◆ TASK STATEMENT:
List every line in this data where the string "años" occurs.

DATA FOR THIS EXERCISE start

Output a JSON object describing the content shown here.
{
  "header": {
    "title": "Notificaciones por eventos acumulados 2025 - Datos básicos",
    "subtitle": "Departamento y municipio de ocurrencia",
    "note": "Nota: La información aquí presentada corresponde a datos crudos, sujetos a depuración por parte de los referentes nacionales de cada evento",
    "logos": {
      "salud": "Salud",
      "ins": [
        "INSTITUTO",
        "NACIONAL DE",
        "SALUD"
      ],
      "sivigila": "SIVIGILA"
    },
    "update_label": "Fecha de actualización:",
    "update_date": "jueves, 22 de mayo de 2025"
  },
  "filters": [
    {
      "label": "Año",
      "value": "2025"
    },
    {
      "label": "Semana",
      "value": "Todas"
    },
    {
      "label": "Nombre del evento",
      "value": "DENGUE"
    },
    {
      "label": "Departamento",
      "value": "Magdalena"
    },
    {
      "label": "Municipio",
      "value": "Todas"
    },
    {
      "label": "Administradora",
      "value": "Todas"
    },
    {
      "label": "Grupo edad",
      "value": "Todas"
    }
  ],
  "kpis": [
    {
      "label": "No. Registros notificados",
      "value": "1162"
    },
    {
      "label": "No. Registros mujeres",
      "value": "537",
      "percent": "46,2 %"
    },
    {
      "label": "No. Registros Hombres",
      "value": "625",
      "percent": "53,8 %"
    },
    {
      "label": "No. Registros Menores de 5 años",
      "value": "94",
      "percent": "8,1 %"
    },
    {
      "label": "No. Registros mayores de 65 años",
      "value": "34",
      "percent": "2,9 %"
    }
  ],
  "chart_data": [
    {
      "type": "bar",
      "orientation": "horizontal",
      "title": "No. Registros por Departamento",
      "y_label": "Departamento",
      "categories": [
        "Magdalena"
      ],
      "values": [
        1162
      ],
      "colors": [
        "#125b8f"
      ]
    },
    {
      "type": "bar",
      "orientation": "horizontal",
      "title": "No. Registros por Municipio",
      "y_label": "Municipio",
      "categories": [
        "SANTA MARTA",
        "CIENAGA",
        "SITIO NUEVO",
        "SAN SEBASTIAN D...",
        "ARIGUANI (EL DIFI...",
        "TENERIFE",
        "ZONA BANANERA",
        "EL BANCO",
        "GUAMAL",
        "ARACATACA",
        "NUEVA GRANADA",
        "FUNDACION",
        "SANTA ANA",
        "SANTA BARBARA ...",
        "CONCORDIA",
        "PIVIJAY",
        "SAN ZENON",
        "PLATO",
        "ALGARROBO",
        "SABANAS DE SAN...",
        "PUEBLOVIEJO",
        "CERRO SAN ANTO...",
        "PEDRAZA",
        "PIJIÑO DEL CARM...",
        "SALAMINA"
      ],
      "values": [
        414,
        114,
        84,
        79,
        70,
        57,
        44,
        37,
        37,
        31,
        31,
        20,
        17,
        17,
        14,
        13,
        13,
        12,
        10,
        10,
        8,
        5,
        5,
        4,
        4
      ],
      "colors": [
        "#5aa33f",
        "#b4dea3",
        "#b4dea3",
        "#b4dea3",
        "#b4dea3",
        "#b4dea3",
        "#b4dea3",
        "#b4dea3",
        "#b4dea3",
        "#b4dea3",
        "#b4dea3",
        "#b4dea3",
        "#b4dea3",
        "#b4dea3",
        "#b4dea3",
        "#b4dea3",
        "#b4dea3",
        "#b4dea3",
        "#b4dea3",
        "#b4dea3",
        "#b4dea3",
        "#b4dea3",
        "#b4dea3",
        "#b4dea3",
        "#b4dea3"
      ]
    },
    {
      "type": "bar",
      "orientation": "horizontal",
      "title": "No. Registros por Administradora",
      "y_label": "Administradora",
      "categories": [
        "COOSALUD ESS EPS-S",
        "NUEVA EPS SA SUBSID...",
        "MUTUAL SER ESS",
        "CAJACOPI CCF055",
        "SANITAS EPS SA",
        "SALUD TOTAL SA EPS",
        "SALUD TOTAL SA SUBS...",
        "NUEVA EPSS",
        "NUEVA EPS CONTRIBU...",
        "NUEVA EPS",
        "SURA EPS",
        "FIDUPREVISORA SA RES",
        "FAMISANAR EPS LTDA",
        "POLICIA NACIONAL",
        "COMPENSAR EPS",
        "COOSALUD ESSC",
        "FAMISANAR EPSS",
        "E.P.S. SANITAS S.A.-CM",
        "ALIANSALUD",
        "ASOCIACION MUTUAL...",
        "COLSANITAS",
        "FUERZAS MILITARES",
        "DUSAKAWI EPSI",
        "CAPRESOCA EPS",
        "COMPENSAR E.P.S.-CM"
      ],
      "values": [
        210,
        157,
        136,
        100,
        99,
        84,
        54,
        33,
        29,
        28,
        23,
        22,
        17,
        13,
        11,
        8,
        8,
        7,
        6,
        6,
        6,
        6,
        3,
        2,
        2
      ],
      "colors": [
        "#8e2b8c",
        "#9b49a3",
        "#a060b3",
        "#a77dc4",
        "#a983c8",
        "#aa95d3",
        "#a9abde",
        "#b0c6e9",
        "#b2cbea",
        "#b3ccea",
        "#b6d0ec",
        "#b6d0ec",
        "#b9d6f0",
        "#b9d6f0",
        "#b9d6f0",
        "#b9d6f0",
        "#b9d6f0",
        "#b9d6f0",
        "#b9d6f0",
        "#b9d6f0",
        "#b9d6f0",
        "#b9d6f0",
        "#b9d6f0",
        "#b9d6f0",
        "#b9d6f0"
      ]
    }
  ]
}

DATA FOR THIS EXERCISE end

◆ EXERCISE RESULT:
      "label": "No. Registros Menores de 5 años",
      "label": "No. Registros mayores de 65 años",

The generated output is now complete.